---------- EXCERPTED DATA
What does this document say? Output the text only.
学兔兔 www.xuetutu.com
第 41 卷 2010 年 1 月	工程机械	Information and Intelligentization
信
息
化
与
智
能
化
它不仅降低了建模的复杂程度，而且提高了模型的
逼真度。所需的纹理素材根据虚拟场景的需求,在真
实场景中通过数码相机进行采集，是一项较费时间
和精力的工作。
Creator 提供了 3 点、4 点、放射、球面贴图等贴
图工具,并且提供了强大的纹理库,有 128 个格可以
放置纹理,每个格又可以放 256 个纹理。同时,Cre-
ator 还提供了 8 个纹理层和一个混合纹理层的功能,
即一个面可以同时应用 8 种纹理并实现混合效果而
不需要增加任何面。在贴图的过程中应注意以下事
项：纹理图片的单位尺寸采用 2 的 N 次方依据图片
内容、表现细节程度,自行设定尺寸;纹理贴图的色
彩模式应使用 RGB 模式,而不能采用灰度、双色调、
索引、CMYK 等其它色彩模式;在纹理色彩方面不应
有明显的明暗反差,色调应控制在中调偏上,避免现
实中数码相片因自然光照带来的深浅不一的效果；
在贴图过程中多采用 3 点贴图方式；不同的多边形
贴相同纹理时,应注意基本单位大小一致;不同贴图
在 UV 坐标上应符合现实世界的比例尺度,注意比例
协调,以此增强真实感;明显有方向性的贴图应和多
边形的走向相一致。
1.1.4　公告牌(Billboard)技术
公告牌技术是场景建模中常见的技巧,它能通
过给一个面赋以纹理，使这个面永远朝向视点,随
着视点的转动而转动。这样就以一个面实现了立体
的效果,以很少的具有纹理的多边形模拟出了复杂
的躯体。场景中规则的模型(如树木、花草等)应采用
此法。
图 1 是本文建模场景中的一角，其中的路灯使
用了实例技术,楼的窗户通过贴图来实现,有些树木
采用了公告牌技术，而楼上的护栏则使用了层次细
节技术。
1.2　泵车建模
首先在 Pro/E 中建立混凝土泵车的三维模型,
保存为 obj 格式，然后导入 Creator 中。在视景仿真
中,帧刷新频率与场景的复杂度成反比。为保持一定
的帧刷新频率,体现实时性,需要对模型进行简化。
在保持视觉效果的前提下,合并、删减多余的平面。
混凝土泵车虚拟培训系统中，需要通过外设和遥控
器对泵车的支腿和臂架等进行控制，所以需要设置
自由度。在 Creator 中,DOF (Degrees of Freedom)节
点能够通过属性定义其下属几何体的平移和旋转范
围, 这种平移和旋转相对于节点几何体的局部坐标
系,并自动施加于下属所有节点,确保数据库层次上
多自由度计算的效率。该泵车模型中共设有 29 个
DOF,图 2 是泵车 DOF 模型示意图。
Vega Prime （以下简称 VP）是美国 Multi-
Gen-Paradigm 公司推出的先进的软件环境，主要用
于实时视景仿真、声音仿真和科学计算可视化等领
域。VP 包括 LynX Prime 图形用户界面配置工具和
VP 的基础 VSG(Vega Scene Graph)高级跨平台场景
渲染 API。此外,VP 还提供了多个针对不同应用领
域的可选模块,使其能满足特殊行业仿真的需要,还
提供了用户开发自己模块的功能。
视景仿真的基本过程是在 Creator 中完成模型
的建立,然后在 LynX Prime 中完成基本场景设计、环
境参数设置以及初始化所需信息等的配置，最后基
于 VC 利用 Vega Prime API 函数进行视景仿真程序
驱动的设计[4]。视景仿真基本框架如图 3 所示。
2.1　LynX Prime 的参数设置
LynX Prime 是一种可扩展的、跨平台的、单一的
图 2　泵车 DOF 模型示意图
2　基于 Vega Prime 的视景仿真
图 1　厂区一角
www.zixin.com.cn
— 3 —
--------------------
*YOUR INSTRUCTIONS:* Every entry should be printed again exactly as it stands.

*RESULT OF THE EXERCISE:*
What does this document say? Output the text only.
学兔兔 www.xuetutu.com
第 41 卷 2010 年 1 月	工程机械	Information and Intelligentization
信
息
化
与
智
能
化
它不仅降低了建模的复杂程度，而且提高了模型的
逼真度。所需的纹理素材根据虚拟场景的需求,在真
实场景中通过数码相机进行采集，是一项较费时间
和精力的工作。
Creator 提供了 3 点、4 点、放射、球面贴图等贴
图工具,并且提供了强大的纹理库,有 128 个格可以
放置纹理,每个格又可以放 256 个纹理。同时,Cre-
ator 还提供了 8 个纹理层和一个混合纹理层的功能,
即一个面可以同时应用 8 种纹理并实现混合效果而
不需要增加任何面。在贴图的过程中应注意以下事
项：纹理图片的单位尺寸采用 2 的 N 次方依据图片
内容、表现细节程度,自行设定尺寸;纹理贴图的色
彩模式应使用 RGB 模式,而不能采用灰度、双色调、
索引、CMYK 等其它色彩模式;在纹理色彩方面不应
有明显的明暗反差,色调应控制在中调偏上,避免现
实中数码相片因自然光照带来的深浅不一的效果；
在贴图过程中多采用 3 点贴图方式；不同的多边形
贴相同纹理时,应注意基本单位大小一致;不同贴图
在 UV 坐标上应符合现实世界的比例尺度,注意比例
协调,以此增强真实感;明显有方向性的贴图应和多
边形的走向相一致。
1.1.4　公告牌(Billboard)技术
公告牌技术是场景建模中常见的技巧,它能通
过给一个面赋以纹理，使这个面永远朝向视点,随
着视点的转动而转动。这样就以一个面实现了立体
的效果,以很少的具有纹理的多边形模拟出了复杂
的躯体。场景中规则的模型(如树木、花草等)应采用
此法。
图 1 是本文建模场景中的一角，其中的路灯使
用了实例技术,楼的窗户通过贴图来实现,有些树木
采用了公告牌技术，而楼上的护栏则使用了层次细
节技术。
1.2　泵车建模
首先在 Pro/E 中建立混凝土泵车的三维模型,
保存为 obj 格式，然后导入 Creator 中。在视景仿真
中,帧刷新频率与场景的复杂度成反比。为保持一定
的帧刷新频率,体现实时性,需要对模型进行简化。
在保持视觉效果的前提下,合并、删减多余的平面。
混凝土泵车虚拟培训系统中，需要通过外设和遥控
器对泵车的支腿和臂架等进行控制，所以需要设置
自由度。在 Creator 中,DOF (Degrees of Freedom)节
点能够通过属性定义其下属几何体的平移和旋转范
围, 这种平移和旋转相对于节点几何体的局部坐标
系,并自动施加于下属所有节点,确保数据库层次上
多自由度计算的效率。该泵车模型中共设有 29 个
DOF,图 2 是泵车 DOF 模型示意图。
Vega Prime （以下简称 VP）是美国 Multi-
Gen-Paradigm 公司推出的先进的软件环境，主要用
于实时视景仿真、声音仿真和科学计算可视化等领
域。VP 包括 LynX Prime 图形用户界面配置工具和
VP 的基础 VSG(Vega Scene Graph)高级跨平台场景
渲染 API。此外,VP 还提供了多个针对不同应用领
域的可选模块,使其能满足特殊行业仿真的需要,还
提供了用户开发自己模块的功能。
视景仿真的基本过程是在 Creator 中完成模型
的建立,然后在 LynX Prime 中完成基本场景设计、环
境参数设置以及初始化所需信息等的配置，最后基
于 VC 利用 Vega Prime API 函数进行视景仿真程序
驱动的设计[4]。视景仿真基本框架如图 3 所示。
2.1　LynX Prime 的参数设置
LynX Prime 是一种可扩展的、跨平台的、单一的
图 2　泵车 DOF 模型示意图
2　基于 Vega Prime 的视景仿真
图 1　厂区一角
www.zixin.com.cn
— 3 —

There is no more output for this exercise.